### Problem description
Pictures stay out; everything else in the records below is copied exactly.

(Stored items from a collection)
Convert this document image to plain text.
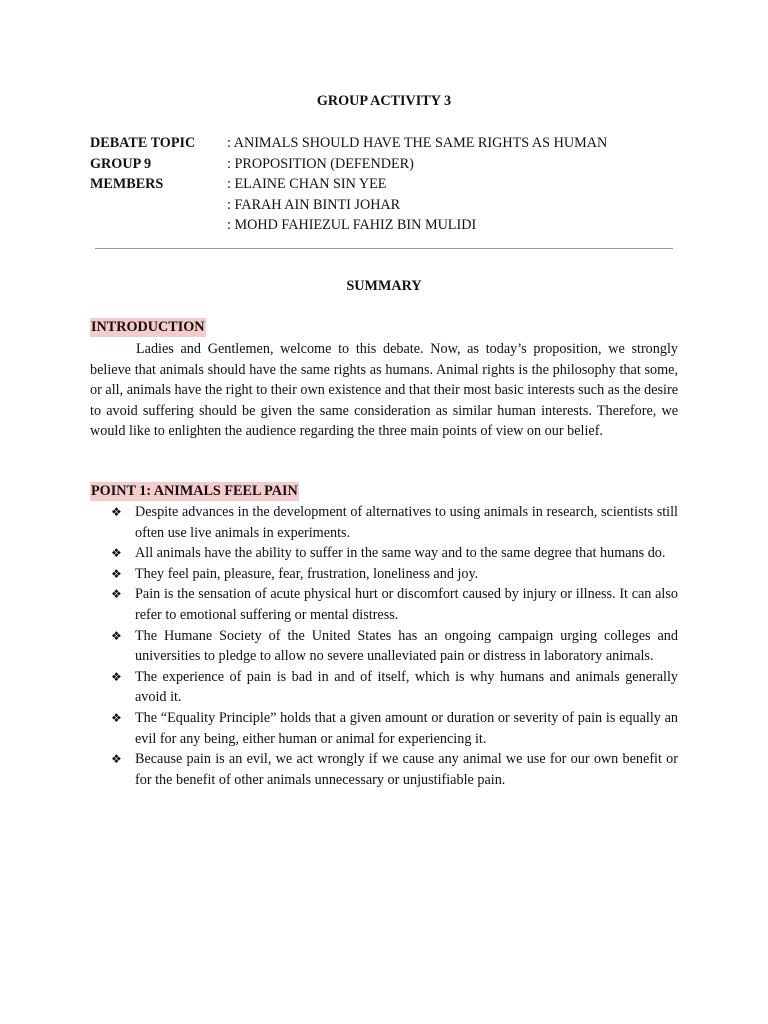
GROUP ACTIVITY 3
DEBATE TOPIC	: ANIMALS SHOULD HAVE THE SAME RIGHTS AS HUMAN
GROUP 9	: PROPOSITION (DEFENDER)
MEMBERS	: ELAINE CHAN SIN YEE
: FARAH AIN BINTI JOHAR
: MOHD FAHIEZUL FAHIZ BIN MULIDI
SUMMARY
INTRODUCTION

Ladies and Gentlemen, welcome to this debate. Now, as today’s proposition, we strongly believe that animals should have the same rights as humans. Animal rights is the philosophy that some, or all, animals have the right to their own existence and that their most basic interests such as the desire to avoid suffering should be given the same consideration as similar human interests. Therefore, we would like to enlighten the audience regarding the three main points of view on our belief.

POINT 1: ANIMALS FEEL PAIN
❖ Despite advances in the development of alternatives to using animals in research, scientists still often use live animals in experiments.
❖ All animals have the ability to suffer in the same way and to the same degree that humans do.
❖ They feel pain, pleasure, fear, frustration, loneliness and joy.
❖ Pain is the sensation of acute physical hurt or discomfort caused by injury or illness. It can also refer to emotional suffering or mental distress.
❖ The Humane Society of the United States has an ongoing campaign urging colleges and universities to pledge to allow no severe unalleviated pain or distress in laboratory animals.
❖ The experience of pain is bad in and of itself, which is why humans and animals generally avoid it.
❖ The “Equality Principle” holds that a given amount or duration or severity of pain is equally an evil for any being, either human or animal for experiencing it.
❖ Because pain is an evil, we act wrongly if we cause any animal we use for our own benefit or for the benefit of other animals unnecessary or unjustifiable pain.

### Response for this exercise
Convert this document image to plain text.
GROUP ACTIVITY 3
DEBATE TOPIC	: ANIMALS SHOULD HAVE THE SAME RIGHTS AS HUMAN
GROUP 9	: PROPOSITION (DEFENDER)
MEMBERS	: ELAINE CHAN SIN YEE
: FARAH AIN BINTI JOHAR
: MOHD FAHIEZUL FAHIZ BIN MULIDI
SUMMARY
INTRODUCTION

Ladies and Gentlemen, welcome to this debate. Now, as today’s proposition, we strongly believe that animals should have the same rights as humans. Animal rights is the philosophy that some, or all, animals have the right to their own existence and that their most basic interests such as the desire to avoid suffering should be given the same consideration as similar human interests. Therefore, we would like to enlighten the audience regarding the three main points of view on our belief.

POINT 1: ANIMALS FEEL PAIN
❖ Despite advances in the development of alternatives to using animals in research, scientists still often use live animals in experiments.
❖ All animals have the ability to suffer in the same way and to the same degree that humans do.
❖ They feel pain, pleasure, fear, frustration, loneliness and joy.
❖ Pain is the sensation of acute physical hurt or discomfort caused by injury or illness. It can also refer to emotional suffering or mental distress.
❖ The Humane Society of the United States has an ongoing campaign urging colleges and universities to pledge to allow no severe unalleviated pain or distress in laboratory animals.
❖ The experience of pain is bad in and of itself, which is why humans and animals generally avoid it.
❖ The “Equality Principle” holds that a given amount or duration or severity of pain is equally an evil for any being, either human or animal for experiencing it.
❖ Because pain is an evil, we act wrongly if we cause any animal we use for our own benefit or for the benefit of other animals unnecessary or unjustifiable pain.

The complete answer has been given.